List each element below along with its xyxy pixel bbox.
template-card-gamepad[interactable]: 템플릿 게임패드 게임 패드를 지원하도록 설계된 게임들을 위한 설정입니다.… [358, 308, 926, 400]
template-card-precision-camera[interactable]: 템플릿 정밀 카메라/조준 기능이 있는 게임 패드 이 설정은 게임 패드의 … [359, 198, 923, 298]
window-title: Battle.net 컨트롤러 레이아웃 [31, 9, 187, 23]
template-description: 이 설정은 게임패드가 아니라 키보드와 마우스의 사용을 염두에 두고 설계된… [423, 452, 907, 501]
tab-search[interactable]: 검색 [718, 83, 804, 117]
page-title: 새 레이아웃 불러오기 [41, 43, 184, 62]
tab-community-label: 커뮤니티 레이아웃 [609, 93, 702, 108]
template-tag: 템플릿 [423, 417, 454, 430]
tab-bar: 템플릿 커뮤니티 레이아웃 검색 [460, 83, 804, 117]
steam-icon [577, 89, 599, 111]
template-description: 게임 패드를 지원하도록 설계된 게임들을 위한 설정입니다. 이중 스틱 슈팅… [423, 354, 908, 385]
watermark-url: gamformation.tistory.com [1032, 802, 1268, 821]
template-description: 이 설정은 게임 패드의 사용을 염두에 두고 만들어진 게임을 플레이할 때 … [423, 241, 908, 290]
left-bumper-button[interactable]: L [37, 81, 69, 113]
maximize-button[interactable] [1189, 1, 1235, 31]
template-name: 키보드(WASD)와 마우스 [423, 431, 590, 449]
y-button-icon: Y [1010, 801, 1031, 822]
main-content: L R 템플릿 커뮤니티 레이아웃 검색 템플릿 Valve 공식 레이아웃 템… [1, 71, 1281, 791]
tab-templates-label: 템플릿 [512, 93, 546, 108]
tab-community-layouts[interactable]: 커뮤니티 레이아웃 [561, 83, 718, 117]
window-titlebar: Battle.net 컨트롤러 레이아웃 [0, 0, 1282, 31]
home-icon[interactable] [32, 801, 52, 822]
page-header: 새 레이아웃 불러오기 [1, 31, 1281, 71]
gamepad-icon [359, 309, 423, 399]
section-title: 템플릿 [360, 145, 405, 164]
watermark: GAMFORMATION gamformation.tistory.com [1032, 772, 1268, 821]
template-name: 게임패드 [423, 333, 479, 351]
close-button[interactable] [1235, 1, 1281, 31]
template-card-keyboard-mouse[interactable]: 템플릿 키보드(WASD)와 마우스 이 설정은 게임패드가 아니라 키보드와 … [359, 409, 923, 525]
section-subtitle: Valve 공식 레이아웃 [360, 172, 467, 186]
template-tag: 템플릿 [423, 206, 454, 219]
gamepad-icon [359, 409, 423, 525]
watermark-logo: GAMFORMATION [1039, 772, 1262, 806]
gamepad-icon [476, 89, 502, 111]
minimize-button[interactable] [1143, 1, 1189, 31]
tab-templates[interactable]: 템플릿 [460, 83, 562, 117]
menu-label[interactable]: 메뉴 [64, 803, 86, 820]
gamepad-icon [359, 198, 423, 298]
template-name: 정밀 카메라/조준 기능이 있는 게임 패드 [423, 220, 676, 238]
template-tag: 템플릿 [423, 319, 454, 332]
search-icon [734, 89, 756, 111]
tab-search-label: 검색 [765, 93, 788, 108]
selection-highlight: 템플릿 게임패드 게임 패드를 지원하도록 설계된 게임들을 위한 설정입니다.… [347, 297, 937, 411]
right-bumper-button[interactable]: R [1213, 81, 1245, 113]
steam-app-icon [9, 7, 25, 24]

━━━━━━━━━━━━━━━━

EXERCISE OBJECTIVE - Copy out every line of the data above without changing anything.

EXERCISE RESPONSE -
List each element below along with its xyxy pixel bbox.
template-card-gamepad[interactable]: 템플릿 게임패드 게임 패드를 지원하도록 설계된 게임들을 위한 설정입니다.… [358, 308, 926, 400]
template-card-precision-camera[interactable]: 템플릿 정밀 카메라/조준 기능이 있는 게임 패드 이 설정은 게임 패드의 … [359, 198, 923, 298]
window-title: Battle.net 컨트롤러 레이아웃 [31, 9, 187, 23]
template-description: 이 설정은 게임패드가 아니라 키보드와 마우스의 사용을 염두에 두고 설계된… [423, 452, 907, 501]
tab-search[interactable]: 검색 [718, 83, 804, 117]
page-title: 새 레이아웃 불러오기 [41, 43, 184, 62]
tab-community-label: 커뮤니티 레이아웃 [609, 93, 702, 108]
template-tag: 템플릿 [423, 417, 454, 430]
tab-bar: 템플릿 커뮤니티 레이아웃 검색 [460, 83, 804, 117]
steam-icon [577, 89, 599, 111]
template-description: 게임 패드를 지원하도록 설계된 게임들을 위한 설정입니다. 이중 스틱 슈팅… [423, 354, 908, 385]
watermark-url: gamformation.tistory.com [1032, 802, 1268, 821]
template-description: 이 설정은 게임 패드의 사용을 염두에 두고 만들어진 게임을 플레이할 때 … [423, 241, 908, 290]
left-bumper-button[interactable]: L [37, 81, 69, 113]
maximize-button[interactable] [1189, 1, 1235, 31]
template-name: 키보드(WASD)와 마우스 [423, 431, 590, 449]
y-button-icon: Y [1010, 801, 1031, 822]
main-content: L R 템플릿 커뮤니티 레이아웃 검색 템플릿 Valve 공식 레이아웃 템… [1, 71, 1281, 791]
tab-templates-label: 템플릿 [512, 93, 546, 108]
tab-community-layouts[interactable]: 커뮤니티 레이아웃 [561, 83, 718, 117]
window-titlebar: Battle.net 컨트롤러 레이아웃 [0, 0, 1282, 31]
home-icon[interactable] [32, 801, 52, 822]
page-header: 새 레이아웃 불러오기 [1, 31, 1281, 71]
gamepad-icon [359, 309, 423, 399]
section-title: 템플릿 [360, 145, 405, 164]
watermark: GAMFORMATION gamformation.tistory.com [1032, 772, 1268, 821]
template-name: 게임패드 [423, 333, 479, 351]
close-button[interactable] [1235, 1, 1281, 31]
template-card-keyboard-mouse[interactable]: 템플릿 키보드(WASD)와 마우스 이 설정은 게임패드가 아니라 키보드와 … [359, 409, 923, 525]
section-subtitle: Valve 공식 레이아웃 [360, 172, 467, 186]
template-tag: 템플릿 [423, 206, 454, 219]
gamepad-icon [359, 409, 423, 525]
watermark-logo: GAMFORMATION [1039, 772, 1262, 806]
gamepad-icon [476, 89, 502, 111]
minimize-button[interactable] [1143, 1, 1189, 31]
tab-templates[interactable]: 템플릿 [460, 83, 562, 117]
menu-label[interactable]: 메뉴 [64, 803, 86, 820]
gamepad-icon [359, 198, 423, 298]
template-name: 정밀 카메라/조준 기능이 있는 게임 패드 [423, 220, 676, 238]
template-tag: 템플릿 [423, 319, 454, 332]
search-icon [734, 89, 756, 111]
tab-search-label: 검색 [765, 93, 788, 108]
selection-highlight: 템플릿 게임패드 게임 패드를 지원하도록 설계된 게임들을 위한 설정입니다.… [347, 297, 937, 411]
right-bumper-button[interactable]: R [1213, 81, 1245, 113]
steam-app-icon [9, 7, 25, 24]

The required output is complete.